DATA PROVIDED:
^^^^^^^^

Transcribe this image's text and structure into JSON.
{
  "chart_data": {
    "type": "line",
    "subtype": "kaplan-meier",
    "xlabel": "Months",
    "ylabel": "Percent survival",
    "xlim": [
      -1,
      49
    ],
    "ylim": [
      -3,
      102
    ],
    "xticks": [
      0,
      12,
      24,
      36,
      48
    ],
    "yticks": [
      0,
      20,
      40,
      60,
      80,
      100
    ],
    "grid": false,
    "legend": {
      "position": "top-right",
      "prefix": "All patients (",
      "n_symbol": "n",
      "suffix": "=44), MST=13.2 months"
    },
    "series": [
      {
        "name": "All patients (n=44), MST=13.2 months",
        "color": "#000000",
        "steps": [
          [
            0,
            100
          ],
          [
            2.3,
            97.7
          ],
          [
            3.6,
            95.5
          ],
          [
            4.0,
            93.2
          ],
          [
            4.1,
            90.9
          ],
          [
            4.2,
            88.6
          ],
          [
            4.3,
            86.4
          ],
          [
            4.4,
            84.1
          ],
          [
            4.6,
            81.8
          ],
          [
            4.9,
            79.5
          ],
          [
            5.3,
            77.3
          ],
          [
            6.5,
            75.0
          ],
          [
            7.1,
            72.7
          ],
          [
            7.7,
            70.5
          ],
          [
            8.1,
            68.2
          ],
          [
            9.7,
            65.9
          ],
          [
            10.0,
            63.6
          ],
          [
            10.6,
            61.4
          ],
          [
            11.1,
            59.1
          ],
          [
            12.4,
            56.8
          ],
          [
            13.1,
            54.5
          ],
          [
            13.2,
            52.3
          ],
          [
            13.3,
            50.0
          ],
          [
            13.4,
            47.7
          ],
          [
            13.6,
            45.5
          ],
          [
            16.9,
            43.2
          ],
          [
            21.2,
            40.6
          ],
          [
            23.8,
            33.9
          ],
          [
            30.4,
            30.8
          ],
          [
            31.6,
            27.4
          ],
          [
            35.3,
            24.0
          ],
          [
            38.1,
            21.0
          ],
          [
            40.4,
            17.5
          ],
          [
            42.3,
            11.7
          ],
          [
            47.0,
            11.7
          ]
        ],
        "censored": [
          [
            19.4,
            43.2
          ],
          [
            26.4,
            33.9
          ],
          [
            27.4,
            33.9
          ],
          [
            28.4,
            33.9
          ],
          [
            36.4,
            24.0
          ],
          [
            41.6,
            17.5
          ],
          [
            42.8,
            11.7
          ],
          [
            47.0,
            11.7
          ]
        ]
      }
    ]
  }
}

^^^^^^^^

EXERCISE: A complete, exact repeat of the records is the required answer.

RESPONSE TO THE TASK:
Transcribe this image's text and structure into JSON.
{
  "chart_data": {
    "type": "line",
    "subtype": "kaplan-meier",
    "xlabel": "Months",
    "ylabel": "Percent survival",
    "xlim": [
      -1,
      49
    ],
    "ylim": [
      -3,
      102
    ],
    "xticks": [
      0,
      12,
      24,
      36,
      48
    ],
    "yticks": [
      0,
      20,
      40,
      60,
      80,
      100
    ],
    "grid": false,
    "legend": {
      "position": "top-right",
      "prefix": "All patients (",
      "n_symbol": "n",
      "suffix": "=44), MST=13.2 months"
    },
    "series": [
      {
        "name": "All patients (n=44), MST=13.2 months",
        "color": "#000000",
        "steps": [
          [
            0,
            100
          ],
          [
            2.3,
            97.7
          ],
          [
            3.6,
            95.5
          ],
          [
            4.0,
            93.2
          ],
          [
            4.1,
            90.9
          ],
          [
            4.2,
            88.6
          ],
          [
            4.3,
            86.4
          ],
          [
            4.4,
            84.1
          ],
          [
            4.6,
            81.8
          ],
          [
            4.9,
            79.5
          ],
          [
            5.3,
            77.3
          ],
          [
            6.5,
            75.0
          ],
          [
            7.1,
            72.7
          ],
          [
            7.7,
            70.5
          ],
          [
            8.1,
            68.2
          ],
          [
            9.7,
            65.9
          ],
          [
            10.0,
            63.6
          ],
          [
            10.6,
            61.4
          ],
          [
            11.1,
            59.1
          ],
          [
            12.4,
            56.8
          ],
          [
            13.1,
            54.5
          ],
          [
            13.2,
            52.3
          ],
          [
            13.3,
            50.0
          ],
          [
            13.4,
            47.7
          ],
          [
            13.6,
            45.5
          ],
          [
            16.9,
            43.2
          ],
          [
            21.2,
            40.6
          ],
          [
            23.8,
            33.9
          ],
          [
            30.4,
            30.8
          ],
          [
            31.6,
            27.4
          ],
          [
            35.3,
            24.0
          ],
          [
            38.1,
            21.0
          ],
          [
            40.4,
            17.5
          ],
          [
            42.3,
            11.7
          ],
          [
            47.0,
            11.7
          ]
        ],
        "censored": [
          [
            19.4,
            43.2
          ],
          [
            26.4,
            33.9
          ],
          [
            27.4,
            33.9
          ],
          [
            28.4,
            33.9
          ],
          [
            36.4,
            24.0
          ],
          [
            41.6,
            17.5
          ],
          [
            42.8,
            11.7
          ],
          [
            47.0,
            11.7
          ]
        ]
      }
    ]
  }
}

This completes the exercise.